§ **WHAT IS NEEDED**: Reproduce each line exactly.

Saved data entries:
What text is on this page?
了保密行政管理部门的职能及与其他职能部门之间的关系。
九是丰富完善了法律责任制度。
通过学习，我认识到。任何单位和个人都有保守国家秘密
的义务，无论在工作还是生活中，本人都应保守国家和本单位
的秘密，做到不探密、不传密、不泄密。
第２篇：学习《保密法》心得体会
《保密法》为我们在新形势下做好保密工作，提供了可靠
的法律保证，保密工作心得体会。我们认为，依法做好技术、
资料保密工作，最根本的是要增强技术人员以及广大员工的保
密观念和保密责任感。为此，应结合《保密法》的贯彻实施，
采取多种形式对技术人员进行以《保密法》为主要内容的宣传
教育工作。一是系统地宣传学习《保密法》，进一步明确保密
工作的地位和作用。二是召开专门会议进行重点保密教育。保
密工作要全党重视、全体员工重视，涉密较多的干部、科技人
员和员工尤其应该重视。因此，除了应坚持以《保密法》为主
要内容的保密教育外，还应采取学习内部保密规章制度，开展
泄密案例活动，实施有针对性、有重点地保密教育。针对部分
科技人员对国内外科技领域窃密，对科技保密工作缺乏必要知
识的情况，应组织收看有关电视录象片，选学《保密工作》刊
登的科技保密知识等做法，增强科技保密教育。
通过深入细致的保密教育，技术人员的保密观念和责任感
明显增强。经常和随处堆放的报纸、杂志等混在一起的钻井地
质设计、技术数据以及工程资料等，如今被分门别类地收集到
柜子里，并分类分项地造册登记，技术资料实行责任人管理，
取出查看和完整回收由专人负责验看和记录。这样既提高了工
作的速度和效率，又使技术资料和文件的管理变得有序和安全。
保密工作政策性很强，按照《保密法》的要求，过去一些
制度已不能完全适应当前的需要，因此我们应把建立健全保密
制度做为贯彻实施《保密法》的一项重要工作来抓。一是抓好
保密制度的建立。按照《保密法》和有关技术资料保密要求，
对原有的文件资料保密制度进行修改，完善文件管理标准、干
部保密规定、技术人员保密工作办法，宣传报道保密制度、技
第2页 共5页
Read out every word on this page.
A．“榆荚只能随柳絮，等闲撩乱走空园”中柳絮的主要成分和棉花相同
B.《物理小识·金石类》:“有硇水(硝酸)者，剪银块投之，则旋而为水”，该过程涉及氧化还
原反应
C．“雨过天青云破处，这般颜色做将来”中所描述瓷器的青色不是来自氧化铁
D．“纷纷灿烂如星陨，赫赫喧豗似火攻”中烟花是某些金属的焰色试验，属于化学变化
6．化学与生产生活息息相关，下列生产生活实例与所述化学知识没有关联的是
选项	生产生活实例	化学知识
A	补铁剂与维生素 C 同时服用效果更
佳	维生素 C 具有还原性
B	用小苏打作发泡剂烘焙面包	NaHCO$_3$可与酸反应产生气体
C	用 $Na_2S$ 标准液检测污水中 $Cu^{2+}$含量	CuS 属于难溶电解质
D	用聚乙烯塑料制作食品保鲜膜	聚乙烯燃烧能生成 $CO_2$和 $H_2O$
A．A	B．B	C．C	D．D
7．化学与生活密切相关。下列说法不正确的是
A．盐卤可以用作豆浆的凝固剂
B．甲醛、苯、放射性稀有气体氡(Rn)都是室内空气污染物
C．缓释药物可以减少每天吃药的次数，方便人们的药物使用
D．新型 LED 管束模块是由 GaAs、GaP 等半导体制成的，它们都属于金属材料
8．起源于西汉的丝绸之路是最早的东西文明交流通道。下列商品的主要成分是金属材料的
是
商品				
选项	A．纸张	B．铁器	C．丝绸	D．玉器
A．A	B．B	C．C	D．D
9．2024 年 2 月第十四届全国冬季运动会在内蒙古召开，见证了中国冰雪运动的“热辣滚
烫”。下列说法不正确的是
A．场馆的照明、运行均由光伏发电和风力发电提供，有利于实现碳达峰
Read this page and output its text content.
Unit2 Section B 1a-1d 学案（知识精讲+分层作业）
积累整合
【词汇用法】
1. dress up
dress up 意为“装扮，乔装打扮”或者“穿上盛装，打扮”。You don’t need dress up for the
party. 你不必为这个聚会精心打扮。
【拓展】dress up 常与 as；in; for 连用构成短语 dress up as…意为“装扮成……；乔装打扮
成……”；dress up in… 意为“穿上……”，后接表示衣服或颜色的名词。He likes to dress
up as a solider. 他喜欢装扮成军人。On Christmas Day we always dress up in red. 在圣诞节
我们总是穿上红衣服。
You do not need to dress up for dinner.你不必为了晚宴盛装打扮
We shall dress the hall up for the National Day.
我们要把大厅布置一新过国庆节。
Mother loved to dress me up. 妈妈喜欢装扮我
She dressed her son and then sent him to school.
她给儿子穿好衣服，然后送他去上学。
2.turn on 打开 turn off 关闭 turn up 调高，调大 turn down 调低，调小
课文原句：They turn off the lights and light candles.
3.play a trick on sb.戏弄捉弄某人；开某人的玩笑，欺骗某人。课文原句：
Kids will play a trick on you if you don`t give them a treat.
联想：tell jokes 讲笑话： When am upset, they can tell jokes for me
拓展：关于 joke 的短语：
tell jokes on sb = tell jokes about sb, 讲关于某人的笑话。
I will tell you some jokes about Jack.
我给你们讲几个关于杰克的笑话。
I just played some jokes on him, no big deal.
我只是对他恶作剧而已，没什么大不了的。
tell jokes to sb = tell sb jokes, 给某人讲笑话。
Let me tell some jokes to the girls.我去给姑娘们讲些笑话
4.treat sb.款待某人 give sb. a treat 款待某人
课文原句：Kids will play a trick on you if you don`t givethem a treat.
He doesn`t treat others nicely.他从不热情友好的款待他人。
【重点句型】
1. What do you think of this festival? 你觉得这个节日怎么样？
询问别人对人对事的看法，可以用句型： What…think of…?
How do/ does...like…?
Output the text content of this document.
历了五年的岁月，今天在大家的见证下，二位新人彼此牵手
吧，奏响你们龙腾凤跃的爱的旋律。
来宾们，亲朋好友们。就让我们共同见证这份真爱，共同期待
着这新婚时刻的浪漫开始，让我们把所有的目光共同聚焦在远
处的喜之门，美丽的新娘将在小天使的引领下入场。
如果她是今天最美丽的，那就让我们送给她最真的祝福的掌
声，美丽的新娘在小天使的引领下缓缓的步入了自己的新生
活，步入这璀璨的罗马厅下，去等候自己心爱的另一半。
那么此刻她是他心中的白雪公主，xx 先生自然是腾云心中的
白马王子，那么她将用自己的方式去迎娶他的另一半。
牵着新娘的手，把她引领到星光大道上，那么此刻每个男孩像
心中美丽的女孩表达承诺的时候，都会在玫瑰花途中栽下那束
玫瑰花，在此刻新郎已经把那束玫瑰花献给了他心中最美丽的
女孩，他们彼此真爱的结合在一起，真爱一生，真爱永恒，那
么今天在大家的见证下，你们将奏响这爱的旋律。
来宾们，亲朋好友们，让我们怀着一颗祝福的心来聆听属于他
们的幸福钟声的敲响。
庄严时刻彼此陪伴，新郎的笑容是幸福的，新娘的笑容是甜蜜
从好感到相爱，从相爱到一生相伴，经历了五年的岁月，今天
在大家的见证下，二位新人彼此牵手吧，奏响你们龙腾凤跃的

§ **CORRECT ANSWER**:
What text is on this page?
了保密行政管理部门的职能及与其他职能部门之间的关系。
九是丰富完善了法律责任制度。
通过学习，我认识到。任何单位和个人都有保守国家秘密
的义务，无论在工作还是生活中，本人都应保守国家和本单位
的秘密，做到不探密、不传密、不泄密。
第２篇：学习《保密法》心得体会
《保密法》为我们在新形势下做好保密工作，提供了可靠
的法律保证，保密工作心得体会。我们认为，依法做好技术、
资料保密工作，最根本的是要增强技术人员以及广大员工的保
密观念和保密责任感。为此，应结合《保密法》的贯彻实施，
采取多种形式对技术人员进行以《保密法》为主要内容的宣传
教育工作。一是系统地宣传学习《保密法》，进一步明确保密
工作的地位和作用。二是召开专门会议进行重点保密教育。保
密工作要全党重视、全体员工重视，涉密较多的干部、科技人
员和员工尤其应该重视。因此，除了应坚持以《保密法》为主
要内容的保密教育外，还应采取学习内部保密规章制度，开展
泄密案例活动，实施有针对性、有重点地保密教育。针对部分
科技人员对国内外科技领域窃密，对科技保密工作缺乏必要知
识的情况，应组织收看有关电视录象片，选学《保密工作》刊
登的科技保密知识等做法，增强科技保密教育。
通过深入细致的保密教育，技术人员的保密观念和责任感
明显增强。经常和随处堆放的报纸、杂志等混在一起的钻井地
质设计、技术数据以及工程资料等，如今被分门别类地收集到
柜子里，并分类分项地造册登记，技术资料实行责任人管理，
取出查看和完整回收由专人负责验看和记录。这样既提高了工
作的速度和效率，又使技术资料和文件的管理变得有序和安全。
保密工作政策性很强，按照《保密法》的要求，过去一些
制度已不能完全适应当前的需要，因此我们应把建立健全保密
制度做为贯彻实施《保密法》的一项重要工作来抓。一是抓好
保密制度的建立。按照《保密法》和有关技术资料保密要求，
对原有的文件资料保密制度进行修改，完善文件管理标准、干
部保密规定、技术人员保密工作办法，宣传报道保密制度、技
第2页 共5页
Read out every word on this page.
A．“榆荚只能随柳絮，等闲撩乱走空园”中柳絮的主要成分和棉花相同
B.《物理小识·金石类》:“有硇水(硝酸)者，剪银块投之，则旋而为水”，该过程涉及氧化还
原反应
C．“雨过天青云破处，这般颜色做将来”中所描述瓷器的青色不是来自氧化铁
D．“纷纷灿烂如星陨，赫赫喧豗似火攻”中烟花是某些金属的焰色试验，属于化学变化
6．化学与生产生活息息相关，下列生产生活实例与所述化学知识没有关联的是
选项	生产生活实例	化学知识
A	补铁剂与维生素 C 同时服用效果更
佳	维生素 C 具有还原性
B	用小苏打作发泡剂烘焙面包	NaHCO$_3$可与酸反应产生气体
C	用 $Na_2S$ 标准液检测污水中 $Cu^{2+}$含量	CuS 属于难溶电解质
D	用聚乙烯塑料制作食品保鲜膜	聚乙烯燃烧能生成 $CO_2$和 $H_2O$
A．A	B．B	C．C	D．D
7．化学与生活密切相关。下列说法不正确的是
A．盐卤可以用作豆浆的凝固剂
B．甲醛、苯、放射性稀有气体氡(Rn)都是室内空气污染物
C．缓释药物可以减少每天吃药的次数，方便人们的药物使用
D．新型 LED 管束模块是由 GaAs、GaP 等半导体制成的，它们都属于金属材料
8．起源于西汉的丝绸之路是最早的东西文明交流通道。下列商品的主要成分是金属材料的
是
商品				
选项	A．纸张	B．铁器	C．丝绸	D．玉器
A．A	B．B	C．C	D．D
9．2024 年 2 月第十四届全国冬季运动会在内蒙古召开，见证了中国冰雪运动的“热辣滚
烫”。下列说法不正确的是
A．场馆的照明、运行均由光伏发电和风力发电提供，有利于实现碳达峰
Read this page and output its text content.
Unit2 Section B 1a-1d 学案（知识精讲+分层作业）
积累整合
【词汇用法】
1. dress up
dress up 意为“装扮，乔装打扮”或者“穿上盛装，打扮”。You don’t need dress up for the
party. 你不必为这个聚会精心打扮。
【拓展】dress up 常与 as；in; for 连用构成短语 dress up as…意为“装扮成……；乔装打扮
成……”；dress up in… 意为“穿上……”，后接表示衣服或颜色的名词。He likes to dress
up as a solider. 他喜欢装扮成军人。On Christmas Day we always dress up in red. 在圣诞节
我们总是穿上红衣服。
You do not need to dress up for dinner.你不必为了晚宴盛装打扮
We shall dress the hall up for the National Day.
我们要把大厅布置一新过国庆节。
Mother loved to dress me up. 妈妈喜欢装扮我
She dressed her son and then sent him to school.
她给儿子穿好衣服，然后送他去上学。
2.turn on 打开 turn off 关闭 turn up 调高，调大 turn down 调低，调小
课文原句：They turn off the lights and light candles.
3.play a trick on sb.戏弄捉弄某人；开某人的玩笑，欺骗某人。课文原句：
Kids will play a trick on you if you don`t give them a treat.
联想：tell jokes 讲笑话： When am upset, they can tell jokes for me
拓展：关于 joke 的短语：
tell jokes on sb = tell jokes about sb, 讲关于某人的笑话。
I will tell you some jokes about Jack.
我给你们讲几个关于杰克的笑话。
I just played some jokes on him, no big deal.
我只是对他恶作剧而已，没什么大不了的。
tell jokes to sb = tell sb jokes, 给某人讲笑话。
Let me tell some jokes to the girls.我去给姑娘们讲些笑话
4.treat sb.款待某人 give sb. a treat 款待某人
课文原句：Kids will play a trick on you if you don`t givethem a treat.
He doesn`t treat others nicely.他从不热情友好的款待他人。
【重点句型】
1. What do you think of this festival? 你觉得这个节日怎么样？
询问别人对人对事的看法，可以用句型： What…think of…?
How do/ does...like…?
Output the text content of this document.
历了五年的岁月，今天在大家的见证下，二位新人彼此牵手
吧，奏响你们龙腾凤跃的爱的旋律。
来宾们，亲朋好友们。就让我们共同见证这份真爱，共同期待
着这新婚时刻的浪漫开始，让我们把所有的目光共同聚焦在远
处的喜之门，美丽的新娘将在小天使的引领下入场。
如果她是今天最美丽的，那就让我们送给她最真的祝福的掌
声，美丽的新娘在小天使的引领下缓缓的步入了自己的新生
活，步入这璀璨的罗马厅下，去等候自己心爱的另一半。
那么此刻她是他心中的白雪公主，xx 先生自然是腾云心中的
白马王子，那么她将用自己的方式去迎娶他的另一半。
牵着新娘的手，把她引领到星光大道上，那么此刻每个男孩像
心中美丽的女孩表达承诺的时候，都会在玫瑰花途中栽下那束
玫瑰花，在此刻新郎已经把那束玫瑰花献给了他心中最美丽的
女孩，他们彼此真爱的结合在一起，真爱一生，真爱永恒，那
么今天在大家的见证下，你们将奏响这爱的旋律。
来宾们，亲朋好友们，让我们怀着一颗祝福的心来聆听属于他
们的幸福钟声的敲响。
庄严时刻彼此陪伴，新郎的笑容是幸福的，新娘的笑容是甜蜜
从好感到相爱，从相爱到一生相伴，经历了五年的岁月，今天
在大家的见证下，二位新人彼此牵手吧，奏响你们龙腾凤跃的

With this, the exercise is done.